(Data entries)
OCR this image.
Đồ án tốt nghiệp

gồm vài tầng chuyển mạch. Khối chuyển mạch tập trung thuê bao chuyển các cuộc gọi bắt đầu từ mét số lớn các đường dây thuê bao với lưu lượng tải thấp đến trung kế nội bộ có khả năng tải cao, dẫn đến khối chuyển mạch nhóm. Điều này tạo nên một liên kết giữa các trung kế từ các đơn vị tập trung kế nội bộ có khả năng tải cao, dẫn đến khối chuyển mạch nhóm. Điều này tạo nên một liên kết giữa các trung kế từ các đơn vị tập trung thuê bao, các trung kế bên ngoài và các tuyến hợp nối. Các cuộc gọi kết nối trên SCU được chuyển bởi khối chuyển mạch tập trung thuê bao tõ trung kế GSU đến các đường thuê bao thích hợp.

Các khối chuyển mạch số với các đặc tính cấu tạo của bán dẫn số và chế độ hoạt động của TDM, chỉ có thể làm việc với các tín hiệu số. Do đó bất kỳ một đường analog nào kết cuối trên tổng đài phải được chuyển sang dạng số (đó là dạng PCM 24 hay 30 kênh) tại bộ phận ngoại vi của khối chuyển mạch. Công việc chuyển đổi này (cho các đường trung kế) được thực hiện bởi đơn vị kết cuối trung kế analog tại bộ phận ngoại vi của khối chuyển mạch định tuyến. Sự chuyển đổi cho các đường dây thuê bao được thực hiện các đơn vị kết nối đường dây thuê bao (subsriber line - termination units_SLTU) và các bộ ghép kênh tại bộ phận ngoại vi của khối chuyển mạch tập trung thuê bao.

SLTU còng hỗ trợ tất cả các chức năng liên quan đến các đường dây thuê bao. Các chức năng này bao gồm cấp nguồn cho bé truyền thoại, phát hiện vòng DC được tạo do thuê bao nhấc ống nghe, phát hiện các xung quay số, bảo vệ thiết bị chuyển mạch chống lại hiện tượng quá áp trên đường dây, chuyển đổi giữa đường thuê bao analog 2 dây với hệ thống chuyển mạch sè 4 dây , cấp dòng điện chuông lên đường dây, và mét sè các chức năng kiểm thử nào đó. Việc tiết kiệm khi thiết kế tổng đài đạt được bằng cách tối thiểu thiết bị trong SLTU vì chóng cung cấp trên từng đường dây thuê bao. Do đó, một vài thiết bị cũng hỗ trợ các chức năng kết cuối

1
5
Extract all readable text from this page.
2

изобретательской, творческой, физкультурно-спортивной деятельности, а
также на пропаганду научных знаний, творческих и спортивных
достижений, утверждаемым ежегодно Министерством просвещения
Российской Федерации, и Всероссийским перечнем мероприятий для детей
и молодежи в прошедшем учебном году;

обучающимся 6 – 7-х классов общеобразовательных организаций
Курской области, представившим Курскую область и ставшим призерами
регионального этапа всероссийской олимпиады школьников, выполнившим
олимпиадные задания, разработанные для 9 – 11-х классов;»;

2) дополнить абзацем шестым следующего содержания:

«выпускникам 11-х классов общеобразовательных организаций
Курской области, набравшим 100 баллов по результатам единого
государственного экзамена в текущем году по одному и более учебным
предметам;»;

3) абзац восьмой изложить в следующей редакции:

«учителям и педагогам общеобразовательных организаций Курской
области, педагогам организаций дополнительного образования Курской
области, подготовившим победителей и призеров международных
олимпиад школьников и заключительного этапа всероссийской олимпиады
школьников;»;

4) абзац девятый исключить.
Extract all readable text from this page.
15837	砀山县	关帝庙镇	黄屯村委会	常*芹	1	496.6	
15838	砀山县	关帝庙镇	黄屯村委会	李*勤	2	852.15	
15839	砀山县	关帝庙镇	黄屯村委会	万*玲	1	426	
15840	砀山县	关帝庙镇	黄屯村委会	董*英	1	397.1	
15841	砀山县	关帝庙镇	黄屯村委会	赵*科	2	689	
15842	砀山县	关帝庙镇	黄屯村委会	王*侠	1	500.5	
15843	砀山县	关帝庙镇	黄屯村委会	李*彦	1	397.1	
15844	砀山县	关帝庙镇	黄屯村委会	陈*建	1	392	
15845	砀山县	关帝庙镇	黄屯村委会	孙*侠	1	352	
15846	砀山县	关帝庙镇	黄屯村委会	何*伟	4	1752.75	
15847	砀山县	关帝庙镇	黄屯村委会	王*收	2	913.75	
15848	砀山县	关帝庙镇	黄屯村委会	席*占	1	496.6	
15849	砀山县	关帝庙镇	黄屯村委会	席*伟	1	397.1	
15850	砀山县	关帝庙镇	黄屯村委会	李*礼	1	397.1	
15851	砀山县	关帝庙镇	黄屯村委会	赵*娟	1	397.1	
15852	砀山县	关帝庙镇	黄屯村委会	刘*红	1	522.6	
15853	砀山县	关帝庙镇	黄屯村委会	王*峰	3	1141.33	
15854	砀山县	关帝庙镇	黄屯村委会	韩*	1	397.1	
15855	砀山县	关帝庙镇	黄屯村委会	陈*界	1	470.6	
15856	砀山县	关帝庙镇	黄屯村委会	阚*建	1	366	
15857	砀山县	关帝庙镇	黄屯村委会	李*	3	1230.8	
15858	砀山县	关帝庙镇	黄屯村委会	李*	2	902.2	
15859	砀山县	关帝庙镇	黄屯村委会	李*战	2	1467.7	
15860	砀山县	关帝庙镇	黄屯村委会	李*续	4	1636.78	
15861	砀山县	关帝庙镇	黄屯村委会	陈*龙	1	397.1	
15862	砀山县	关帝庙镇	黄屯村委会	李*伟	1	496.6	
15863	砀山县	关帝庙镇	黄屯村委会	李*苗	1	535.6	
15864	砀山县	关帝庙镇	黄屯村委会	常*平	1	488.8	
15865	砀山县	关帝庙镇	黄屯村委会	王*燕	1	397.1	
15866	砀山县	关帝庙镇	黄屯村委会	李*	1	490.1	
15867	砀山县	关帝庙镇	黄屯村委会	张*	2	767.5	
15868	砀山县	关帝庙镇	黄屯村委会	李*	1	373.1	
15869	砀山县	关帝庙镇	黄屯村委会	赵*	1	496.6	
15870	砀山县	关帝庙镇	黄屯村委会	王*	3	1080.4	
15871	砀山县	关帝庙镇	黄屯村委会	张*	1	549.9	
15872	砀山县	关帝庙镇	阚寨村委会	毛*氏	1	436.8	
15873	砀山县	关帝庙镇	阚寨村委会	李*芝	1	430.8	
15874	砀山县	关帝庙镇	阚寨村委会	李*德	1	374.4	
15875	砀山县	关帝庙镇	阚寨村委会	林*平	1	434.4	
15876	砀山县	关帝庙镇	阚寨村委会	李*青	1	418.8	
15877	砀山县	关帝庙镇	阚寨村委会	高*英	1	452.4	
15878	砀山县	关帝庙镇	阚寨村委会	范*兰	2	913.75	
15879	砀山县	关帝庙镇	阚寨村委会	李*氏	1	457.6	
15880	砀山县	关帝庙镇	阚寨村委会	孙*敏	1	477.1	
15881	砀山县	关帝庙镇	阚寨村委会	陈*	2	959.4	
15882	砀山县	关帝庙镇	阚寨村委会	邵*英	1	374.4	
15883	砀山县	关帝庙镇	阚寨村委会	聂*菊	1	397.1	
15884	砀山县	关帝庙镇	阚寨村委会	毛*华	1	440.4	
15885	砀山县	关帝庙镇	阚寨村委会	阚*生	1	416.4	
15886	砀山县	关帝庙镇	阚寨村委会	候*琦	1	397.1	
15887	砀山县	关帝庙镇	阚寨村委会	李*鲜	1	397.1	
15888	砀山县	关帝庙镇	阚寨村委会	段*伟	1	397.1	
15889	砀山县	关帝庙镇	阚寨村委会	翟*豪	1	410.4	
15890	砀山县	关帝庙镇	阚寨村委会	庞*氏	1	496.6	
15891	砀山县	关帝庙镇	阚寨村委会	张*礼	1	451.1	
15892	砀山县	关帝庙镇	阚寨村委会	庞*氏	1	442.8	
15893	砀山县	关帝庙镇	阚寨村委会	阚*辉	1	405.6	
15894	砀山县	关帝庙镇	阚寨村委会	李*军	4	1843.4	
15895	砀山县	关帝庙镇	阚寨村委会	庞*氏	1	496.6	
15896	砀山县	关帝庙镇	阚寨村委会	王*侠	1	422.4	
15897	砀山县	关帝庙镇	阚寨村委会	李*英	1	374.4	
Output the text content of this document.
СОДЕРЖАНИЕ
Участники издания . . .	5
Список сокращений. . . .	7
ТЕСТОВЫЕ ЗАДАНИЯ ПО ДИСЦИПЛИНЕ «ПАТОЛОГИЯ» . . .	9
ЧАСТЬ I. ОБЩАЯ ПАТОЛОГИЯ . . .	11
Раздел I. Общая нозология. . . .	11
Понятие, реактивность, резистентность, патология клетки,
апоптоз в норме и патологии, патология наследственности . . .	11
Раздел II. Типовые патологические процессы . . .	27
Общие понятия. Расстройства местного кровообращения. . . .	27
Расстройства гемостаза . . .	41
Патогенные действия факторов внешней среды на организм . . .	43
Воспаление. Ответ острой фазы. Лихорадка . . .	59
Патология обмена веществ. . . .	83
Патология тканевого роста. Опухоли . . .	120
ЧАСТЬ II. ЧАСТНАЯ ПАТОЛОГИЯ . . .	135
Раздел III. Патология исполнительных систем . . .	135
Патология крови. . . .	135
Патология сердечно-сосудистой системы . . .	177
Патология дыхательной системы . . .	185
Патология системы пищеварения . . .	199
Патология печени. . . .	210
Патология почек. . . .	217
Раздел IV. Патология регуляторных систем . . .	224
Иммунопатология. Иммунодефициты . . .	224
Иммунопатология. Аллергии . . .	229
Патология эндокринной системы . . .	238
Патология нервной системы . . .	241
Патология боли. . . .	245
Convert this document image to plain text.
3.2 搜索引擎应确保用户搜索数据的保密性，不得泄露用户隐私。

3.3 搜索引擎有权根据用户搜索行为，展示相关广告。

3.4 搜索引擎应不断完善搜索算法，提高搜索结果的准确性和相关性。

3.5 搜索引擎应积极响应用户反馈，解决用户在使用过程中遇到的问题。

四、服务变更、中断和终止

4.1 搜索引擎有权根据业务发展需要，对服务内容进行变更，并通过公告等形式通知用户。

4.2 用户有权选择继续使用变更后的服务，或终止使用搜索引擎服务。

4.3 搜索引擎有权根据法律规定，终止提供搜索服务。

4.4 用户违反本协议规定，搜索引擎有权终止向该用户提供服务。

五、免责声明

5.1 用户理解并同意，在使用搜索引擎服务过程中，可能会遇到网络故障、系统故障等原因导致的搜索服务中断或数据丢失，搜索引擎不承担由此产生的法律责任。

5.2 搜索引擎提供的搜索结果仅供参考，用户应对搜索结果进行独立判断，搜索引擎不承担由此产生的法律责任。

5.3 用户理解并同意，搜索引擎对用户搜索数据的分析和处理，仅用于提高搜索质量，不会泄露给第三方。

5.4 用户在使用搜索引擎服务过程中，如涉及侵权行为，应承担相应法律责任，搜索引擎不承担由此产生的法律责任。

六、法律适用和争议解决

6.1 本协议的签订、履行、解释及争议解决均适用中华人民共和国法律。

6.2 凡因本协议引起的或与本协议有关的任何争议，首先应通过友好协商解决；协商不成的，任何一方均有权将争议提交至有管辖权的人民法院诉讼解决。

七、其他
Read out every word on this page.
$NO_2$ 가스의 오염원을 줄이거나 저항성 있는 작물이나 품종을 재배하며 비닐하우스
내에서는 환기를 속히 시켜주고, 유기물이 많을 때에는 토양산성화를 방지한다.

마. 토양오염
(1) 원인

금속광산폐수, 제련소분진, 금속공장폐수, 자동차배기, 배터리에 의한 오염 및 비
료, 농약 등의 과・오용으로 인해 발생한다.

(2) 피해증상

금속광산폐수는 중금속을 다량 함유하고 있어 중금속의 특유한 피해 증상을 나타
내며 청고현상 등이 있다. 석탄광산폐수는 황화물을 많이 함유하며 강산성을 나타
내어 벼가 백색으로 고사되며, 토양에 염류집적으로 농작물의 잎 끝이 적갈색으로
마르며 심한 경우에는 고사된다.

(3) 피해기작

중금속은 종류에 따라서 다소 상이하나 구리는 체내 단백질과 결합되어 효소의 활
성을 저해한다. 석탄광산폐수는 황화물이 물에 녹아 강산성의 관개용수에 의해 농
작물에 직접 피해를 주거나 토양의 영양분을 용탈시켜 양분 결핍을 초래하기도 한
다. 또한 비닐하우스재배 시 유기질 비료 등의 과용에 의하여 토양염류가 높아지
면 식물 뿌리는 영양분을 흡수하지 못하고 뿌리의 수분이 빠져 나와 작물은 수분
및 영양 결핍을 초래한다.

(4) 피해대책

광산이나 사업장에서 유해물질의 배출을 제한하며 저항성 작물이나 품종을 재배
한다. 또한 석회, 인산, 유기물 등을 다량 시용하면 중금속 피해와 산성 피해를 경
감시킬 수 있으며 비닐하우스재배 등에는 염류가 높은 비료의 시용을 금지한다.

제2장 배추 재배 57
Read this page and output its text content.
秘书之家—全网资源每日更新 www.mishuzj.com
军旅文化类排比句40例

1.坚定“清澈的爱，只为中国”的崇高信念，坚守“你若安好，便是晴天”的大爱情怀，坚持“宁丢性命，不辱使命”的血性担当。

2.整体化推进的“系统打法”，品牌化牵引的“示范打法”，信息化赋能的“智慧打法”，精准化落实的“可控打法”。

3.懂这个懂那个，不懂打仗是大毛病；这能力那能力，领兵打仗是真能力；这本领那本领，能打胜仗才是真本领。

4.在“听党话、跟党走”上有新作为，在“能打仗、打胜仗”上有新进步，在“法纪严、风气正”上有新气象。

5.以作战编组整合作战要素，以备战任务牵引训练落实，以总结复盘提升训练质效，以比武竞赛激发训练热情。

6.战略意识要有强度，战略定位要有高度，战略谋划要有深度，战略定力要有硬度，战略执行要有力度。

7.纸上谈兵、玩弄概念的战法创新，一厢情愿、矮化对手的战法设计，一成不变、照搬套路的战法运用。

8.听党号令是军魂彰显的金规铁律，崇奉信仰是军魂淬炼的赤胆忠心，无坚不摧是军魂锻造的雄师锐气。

Prompt - Return every line from the records above that holds the word "Иммунопатология".

Finished answer -
Иммунопатология. Иммунодефициты . . .	224
Иммунопатология. Аллергии . . .	229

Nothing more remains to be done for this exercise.